Images do not belong in the copy. Retype all the entries below exactly.

***** MATERIAL FOR THE TASK

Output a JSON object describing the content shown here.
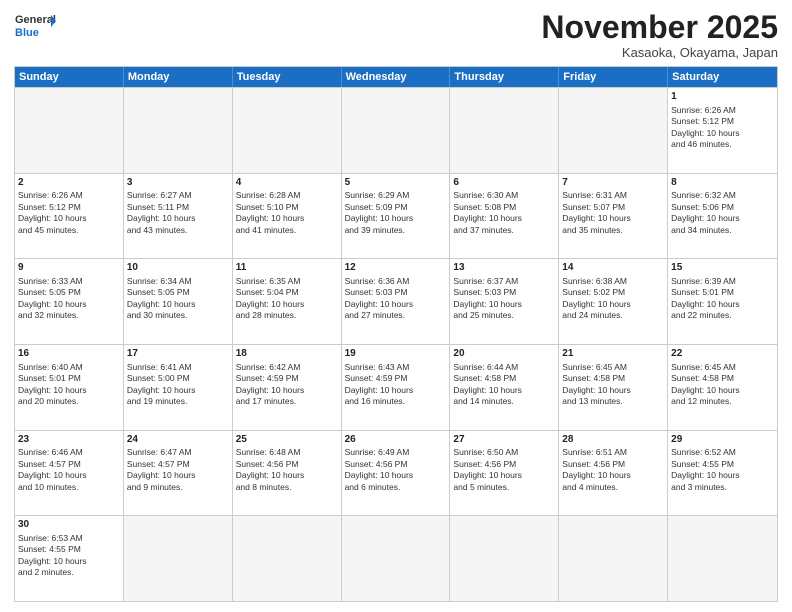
{
  "header": {
    "logo_general": "General",
    "logo_blue": "Blue",
    "month_title": "November 2025",
    "location": "Kasaoka, Okayama, Japan"
  },
  "weekdays": [
    "Sunday",
    "Monday",
    "Tuesday",
    "Wednesday",
    "Thursday",
    "Friday",
    "Saturday"
  ],
  "weeks": [
    [
      {
        "day": "",
        "text": "",
        "empty": true
      },
      {
        "day": "",
        "text": "",
        "empty": true
      },
      {
        "day": "",
        "text": "",
        "empty": true
      },
      {
        "day": "",
        "text": "",
        "empty": true
      },
      {
        "day": "",
        "text": "",
        "empty": true
      },
      {
        "day": "",
        "text": "",
        "empty": true
      },
      {
        "day": "1",
        "text": "Sunrise: 6:26 AM\nSunset: 5:12 PM\nDaylight: 10 hours\nand 46 minutes.",
        "empty": false
      }
    ],
    [
      {
        "day": "2",
        "text": "Sunrise: 6:26 AM\nSunset: 5:12 PM\nDaylight: 10 hours\nand 45 minutes.",
        "empty": false
      },
      {
        "day": "3",
        "text": "Sunrise: 6:27 AM\nSunset: 5:11 PM\nDaylight: 10 hours\nand 43 minutes.",
        "empty": false
      },
      {
        "day": "4",
        "text": "Sunrise: 6:28 AM\nSunset: 5:10 PM\nDaylight: 10 hours\nand 41 minutes.",
        "empty": false
      },
      {
        "day": "5",
        "text": "Sunrise: 6:29 AM\nSunset: 5:09 PM\nDaylight: 10 hours\nand 39 minutes.",
        "empty": false
      },
      {
        "day": "6",
        "text": "Sunrise: 6:30 AM\nSunset: 5:08 PM\nDaylight: 10 hours\nand 37 minutes.",
        "empty": false
      },
      {
        "day": "7",
        "text": "Sunrise: 6:31 AM\nSunset: 5:07 PM\nDaylight: 10 hours\nand 35 minutes.",
        "empty": false
      },
      {
        "day": "8",
        "text": "Sunrise: 6:32 AM\nSunset: 5:06 PM\nDaylight: 10 hours\nand 34 minutes.",
        "empty": false
      }
    ],
    [
      {
        "day": "9",
        "text": "Sunrise: 6:33 AM\nSunset: 5:05 PM\nDaylight: 10 hours\nand 32 minutes.",
        "empty": false
      },
      {
        "day": "10",
        "text": "Sunrise: 6:34 AM\nSunset: 5:05 PM\nDaylight: 10 hours\nand 30 minutes.",
        "empty": false
      },
      {
        "day": "11",
        "text": "Sunrise: 6:35 AM\nSunset: 5:04 PM\nDaylight: 10 hours\nand 28 minutes.",
        "empty": false
      },
      {
        "day": "12",
        "text": "Sunrise: 6:36 AM\nSunset: 5:03 PM\nDaylight: 10 hours\nand 27 minutes.",
        "empty": false
      },
      {
        "day": "13",
        "text": "Sunrise: 6:37 AM\nSunset: 5:03 PM\nDaylight: 10 hours\nand 25 minutes.",
        "empty": false
      },
      {
        "day": "14",
        "text": "Sunrise: 6:38 AM\nSunset: 5:02 PM\nDaylight: 10 hours\nand 24 minutes.",
        "empty": false
      },
      {
        "day": "15",
        "text": "Sunrise: 6:39 AM\nSunset: 5:01 PM\nDaylight: 10 hours\nand 22 minutes.",
        "empty": false
      }
    ],
    [
      {
        "day": "16",
        "text": "Sunrise: 6:40 AM\nSunset: 5:01 PM\nDaylight: 10 hours\nand 20 minutes.",
        "empty": false
      },
      {
        "day": "17",
        "text": "Sunrise: 6:41 AM\nSunset: 5:00 PM\nDaylight: 10 hours\nand 19 minutes.",
        "empty": false
      },
      {
        "day": "18",
        "text": "Sunrise: 6:42 AM\nSunset: 4:59 PM\nDaylight: 10 hours\nand 17 minutes.",
        "empty": false
      },
      {
        "day": "19",
        "text": "Sunrise: 6:43 AM\nSunset: 4:59 PM\nDaylight: 10 hours\nand 16 minutes.",
        "empty": false
      },
      {
        "day": "20",
        "text": "Sunrise: 6:44 AM\nSunset: 4:58 PM\nDaylight: 10 hours\nand 14 minutes.",
        "empty": false
      },
      {
        "day": "21",
        "text": "Sunrise: 6:45 AM\nSunset: 4:58 PM\nDaylight: 10 hours\nand 13 minutes.",
        "empty": false
      },
      {
        "day": "22",
        "text": "Sunrise: 6:45 AM\nSunset: 4:58 PM\nDaylight: 10 hours\nand 12 minutes.",
        "empty": false
      }
    ],
    [
      {
        "day": "23",
        "text": "Sunrise: 6:46 AM\nSunset: 4:57 PM\nDaylight: 10 hours\nand 10 minutes.",
        "empty": false
      },
      {
        "day": "24",
        "text": "Sunrise: 6:47 AM\nSunset: 4:57 PM\nDaylight: 10 hours\nand 9 minutes.",
        "empty": false
      },
      {
        "day": "25",
        "text": "Sunrise: 6:48 AM\nSunset: 4:56 PM\nDaylight: 10 hours\nand 8 minutes.",
        "empty": false
      },
      {
        "day": "26",
        "text": "Sunrise: 6:49 AM\nSunset: 4:56 PM\nDaylight: 10 hours\nand 6 minutes.",
        "empty": false
      },
      {
        "day": "27",
        "text": "Sunrise: 6:50 AM\nSunset: 4:56 PM\nDaylight: 10 hours\nand 5 minutes.",
        "empty": false
      },
      {
        "day": "28",
        "text": "Sunrise: 6:51 AM\nSunset: 4:56 PM\nDaylight: 10 hours\nand 4 minutes.",
        "empty": false
      },
      {
        "day": "29",
        "text": "Sunrise: 6:52 AM\nSunset: 4:55 PM\nDaylight: 10 hours\nand 3 minutes.",
        "empty": false
      }
    ],
    [
      {
        "day": "30",
        "text": "Sunrise: 6:53 AM\nSunset: 4:55 PM\nDaylight: 10 hours\nand 2 minutes.",
        "empty": false
      },
      {
        "day": "",
        "text": "",
        "empty": true
      },
      {
        "day": "",
        "text": "",
        "empty": true
      },
      {
        "day": "",
        "text": "",
        "empty": true
      },
      {
        "day": "",
        "text": "",
        "empty": true
      },
      {
        "day": "",
        "text": "",
        "empty": true
      },
      {
        "day": "",
        "text": "",
        "empty": true
      }
    ]
  ]
}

**********

▶ [THE SOLUTION]:
Output a JSON object describing the content shown here.
{
  "header": {
    "logo_general": "General",
    "logo_blue": "Blue",
    "month_title": "November 2025",
    "location": "Kasaoka, Okayama, Japan"
  },
  "weekdays": [
    "Sunday",
    "Monday",
    "Tuesday",
    "Wednesday",
    "Thursday",
    "Friday",
    "Saturday"
  ],
  "weeks": [
    [
      {
        "day": "",
        "text": "",
        "empty": true
      },
      {
        "day": "",
        "text": "",
        "empty": true
      },
      {
        "day": "",
        "text": "",
        "empty": true
      },
      {
        "day": "",
        "text": "",
        "empty": true
      },
      {
        "day": "",
        "text": "",
        "empty": true
      },
      {
        "day": "",
        "text": "",
        "empty": true
      },
      {
        "day": "1",
        "text": "Sunrise: 6:26 AM\nSunset: 5:12 PM\nDaylight: 10 hours\nand 46 minutes.",
        "empty": false
      }
    ],
    [
      {
        "day": "2",
        "text": "Sunrise: 6:26 AM\nSunset: 5:12 PM\nDaylight: 10 hours\nand 45 minutes.",
        "empty": false
      },
      {
        "day": "3",
        "text": "Sunrise: 6:27 AM\nSunset: 5:11 PM\nDaylight: 10 hours\nand 43 minutes.",
        "empty": false
      },
      {
        "day": "4",
        "text": "Sunrise: 6:28 AM\nSunset: 5:10 PM\nDaylight: 10 hours\nand 41 minutes.",
        "empty": false
      },
      {
        "day": "5",
        "text": "Sunrise: 6:29 AM\nSunset: 5:09 PM\nDaylight: 10 hours\nand 39 minutes.",
        "empty": false
      },
      {
        "day": "6",
        "text": "Sunrise: 6:30 AM\nSunset: 5:08 PM\nDaylight: 10 hours\nand 37 minutes.",
        "empty": false
      },
      {
        "day": "7",
        "text": "Sunrise: 6:31 AM\nSunset: 5:07 PM\nDaylight: 10 hours\nand 35 minutes.",
        "empty": false
      },
      {
        "day": "8",
        "text": "Sunrise: 6:32 AM\nSunset: 5:06 PM\nDaylight: 10 hours\nand 34 minutes.",
        "empty": false
      }
    ],
    [
      {
        "day": "9",
        "text": "Sunrise: 6:33 AM\nSunset: 5:05 PM\nDaylight: 10 hours\nand 32 minutes.",
        "empty": false
      },
      {
        "day": "10",
        "text": "Sunrise: 6:34 AM\nSunset: 5:05 PM\nDaylight: 10 hours\nand 30 minutes.",
        "empty": false
      },
      {
        "day": "11",
        "text": "Sunrise: 6:35 AM\nSunset: 5:04 PM\nDaylight: 10 hours\nand 28 minutes.",
        "empty": false
      },
      {
        "day": "12",
        "text": "Sunrise: 6:36 AM\nSunset: 5:03 PM\nDaylight: 10 hours\nand 27 minutes.",
        "empty": false
      },
      {
        "day": "13",
        "text": "Sunrise: 6:37 AM\nSunset: 5:03 PM\nDaylight: 10 hours\nand 25 minutes.",
        "empty": false
      },
      {
        "day": "14",
        "text": "Sunrise: 6:38 AM\nSunset: 5:02 PM\nDaylight: 10 hours\nand 24 minutes.",
        "empty": false
      },
      {
        "day": "15",
        "text": "Sunrise: 6:39 AM\nSunset: 5:01 PM\nDaylight: 10 hours\nand 22 minutes.",
        "empty": false
      }
    ],
    [
      {
        "day": "16",
        "text": "Sunrise: 6:40 AM\nSunset: 5:01 PM\nDaylight: 10 hours\nand 20 minutes.",
        "empty": false
      },
      {
        "day": "17",
        "text": "Sunrise: 6:41 AM\nSunset: 5:00 PM\nDaylight: 10 hours\nand 19 minutes.",
        "empty": false
      },
      {
        "day": "18",
        "text": "Sunrise: 6:42 AM\nSunset: 4:59 PM\nDaylight: 10 hours\nand 17 minutes.",
        "empty": false
      },
      {
        "day": "19",
        "text": "Sunrise: 6:43 AM\nSunset: 4:59 PM\nDaylight: 10 hours\nand 16 minutes.",
        "empty": false
      },
      {
        "day": "20",
        "text": "Sunrise: 6:44 AM\nSunset: 4:58 PM\nDaylight: 10 hours\nand 14 minutes.",
        "empty": false
      },
      {
        "day": "21",
        "text": "Sunrise: 6:45 AM\nSunset: 4:58 PM\nDaylight: 10 hours\nand 13 minutes.",
        "empty": false
      },
      {
        "day": "22",
        "text": "Sunrise: 6:45 AM\nSunset: 4:58 PM\nDaylight: 10 hours\nand 12 minutes.",
        "empty": false
      }
    ],
    [
      {
        "day": "23",
        "text": "Sunrise: 6:46 AM\nSunset: 4:57 PM\nDaylight: 10 hours\nand 10 minutes.",
        "empty": false
      },
      {
        "day": "24",
        "text": "Sunrise: 6:47 AM\nSunset: 4:57 PM\nDaylight: 10 hours\nand 9 minutes.",
        "empty": false
      },
      {
        "day": "25",
        "text": "Sunrise: 6:48 AM\nSunset: 4:56 PM\nDaylight: 10 hours\nand 8 minutes.",
        "empty": false
      },
      {
        "day": "26",
        "text": "Sunrise: 6:49 AM\nSunset: 4:56 PM\nDaylight: 10 hours\nand 6 minutes.",
        "empty": false
      },
      {
        "day": "27",
        "text": "Sunrise: 6:50 AM\nSunset: 4:56 PM\nDaylight: 10 hours\nand 5 minutes.",
        "empty": false
      },
      {
        "day": "28",
        "text": "Sunrise: 6:51 AM\nSunset: 4:56 PM\nDaylight: 10 hours\nand 4 minutes.",
        "empty": false
      },
      {
        "day": "29",
        "text": "Sunrise: 6:52 AM\nSunset: 4:55 PM\nDaylight: 10 hours\nand 3 minutes.",
        "empty": false
      }
    ],
    [
      {
        "day": "30",
        "text": "Sunrise: 6:53 AM\nSunset: 4:55 PM\nDaylight: 10 hours\nand 2 minutes.",
        "empty": false
      },
      {
        "day": "",
        "text": "",
        "empty": true
      },
      {
        "day": "",
        "text": "",
        "empty": true
      },
      {
        "day": "",
        "text": "",
        "empty": true
      },
      {
        "day": "",
        "text": "",
        "empty": true
      },
      {
        "day": "",
        "text": "",
        "empty": true
      },
      {
        "day": "",
        "text": "",
        "empty": true
      }
    ]
  ]
}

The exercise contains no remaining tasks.